[Extracted data entries]

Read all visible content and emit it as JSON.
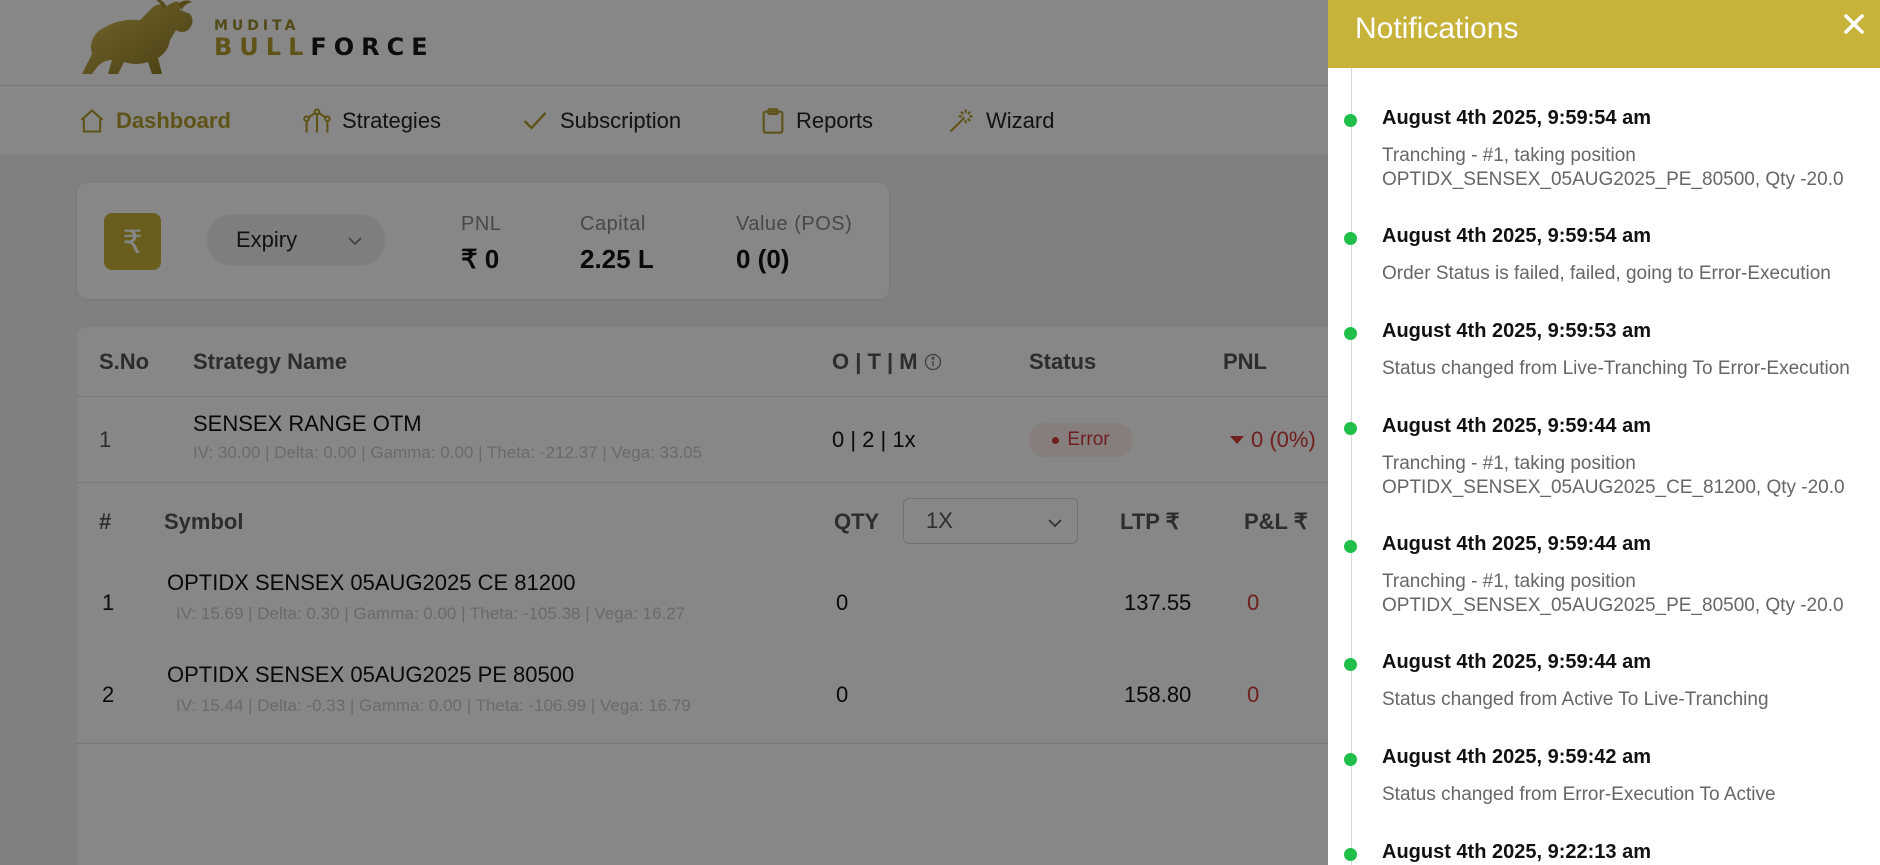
{
  "brand": {
    "top": "MUDITA",
    "bottom_a": "BULL",
    "bottom_b": "FORCE"
  },
  "nav": [
    {
      "label": "Dashboard",
      "icon": "home-icon",
      "active": true
    },
    {
      "label": "Strategies",
      "icon": "strategies-icon",
      "active": false
    },
    {
      "label": "Subscription",
      "icon": "check-icon",
      "active": false
    },
    {
      "label": "Reports",
      "icon": "clipboard-icon",
      "active": false
    },
    {
      "label": "Wizard",
      "icon": "magic-wand-icon",
      "active": false
    }
  ],
  "summary": {
    "currency_symbol": "₹",
    "expiry_label": "Expiry",
    "pnl_label": "PNL",
    "pnl_value": "₹ 0",
    "capital_label": "Capital",
    "capital_value": "2.25 L",
    "value_label": "Value (POS)",
    "value_value": "0 (0)"
  },
  "table": {
    "headers": {
      "sno": "S.No",
      "name": "Strategy Name",
      "otm": "O | T | M",
      "status": "Status",
      "pnl": "PNL"
    },
    "row": {
      "sno": "1",
      "name": "SENSEX RANGE OTM",
      "greeks": "IV: 30.00 | Delta: 0.00 | Gamma: 0.00 | Theta: -212.37 | Vega: 33.05",
      "otm": "0 | 2 | 1x",
      "status": "Error",
      "pnl": "0 (0%)"
    },
    "leg_headers": {
      "num": "#",
      "symbol": "Symbol",
      "qty": "QTY",
      "multiplier": "1X",
      "ltp": "LTP ₹",
      "pl": "P&L ₹"
    },
    "legs": [
      {
        "num": "1",
        "symbol": "OPTIDX SENSEX 05AUG2025 CE 81200",
        "greeks": "IV: 15.69 | Delta: 0.30 | Gamma: 0.00 | Theta: -105.38 | Vega: 16.27",
        "qty": "0",
        "ltp": "137.55",
        "pl": "0"
      },
      {
        "num": "2",
        "symbol": "OPTIDX SENSEX 05AUG2025 PE 80500",
        "greeks": "IV: 15.44 | Delta: -0.33 | Gamma: 0.00 | Theta: -106.99 | Vega: 16.79",
        "qty": "0",
        "ltp": "158.80",
        "pl": "0"
      }
    ]
  },
  "notifications": {
    "title": "Notifications",
    "close_icon": "close-icon",
    "items": [
      {
        "time": "August 4th 2025, 9:59:54 am",
        "message": "Tranching - #1, taking position OPTIDX_SENSEX_05AUG2025_PE_80500, Qty -20.0"
      },
      {
        "time": "August 4th 2025, 9:59:54 am",
        "message": "Order Status is failed, failed, going to Error-Execution"
      },
      {
        "time": "August 4th 2025, 9:59:53 am",
        "message": "Status changed from Live-Tranching To Error-Execution"
      },
      {
        "time": "August 4th 2025, 9:59:44 am",
        "message": "Tranching - #1, taking position OPTIDX_SENSEX_05AUG2025_CE_81200, Qty -20.0"
      },
      {
        "time": "August 4th 2025, 9:59:44 am",
        "message": "Tranching - #1, taking position OPTIDX_SENSEX_05AUG2025_PE_80500, Qty -20.0"
      },
      {
        "time": "August 4th 2025, 9:59:44 am",
        "message": "Status changed from Active To Live-Tranching"
      },
      {
        "time": "August 4th 2025, 9:59:42 am",
        "message": "Status changed from Error-Execution To Active"
      },
      {
        "time": "August 4th 2025, 9:22:13 am",
        "message": ""
      }
    ]
  },
  "colors": {
    "brand_gold": "#c7b23a",
    "error_red": "#d43a3a",
    "timeline_green": "#1fbf4a"
  }
}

[TASK DETAILS]:
From the entries above, copy out every line where the string "Theta" appears.

[ANSWER FOR THE TASK]:
      "greeks": "IV: 30.00 | Delta: 0.00 | Gamma: 0.00 | Theta: -212.37 | Vega: 33.05",
        "greeks": "IV: 15.69 | Delta: 0.30 | Gamma: 0.00 | Theta: -105.38 | Vega: 16.27",
        "greeks": "IV: 15.44 | Delta: -0.33 | Gamma: 0.00 | Theta: -106.99 | Vega: 16.79",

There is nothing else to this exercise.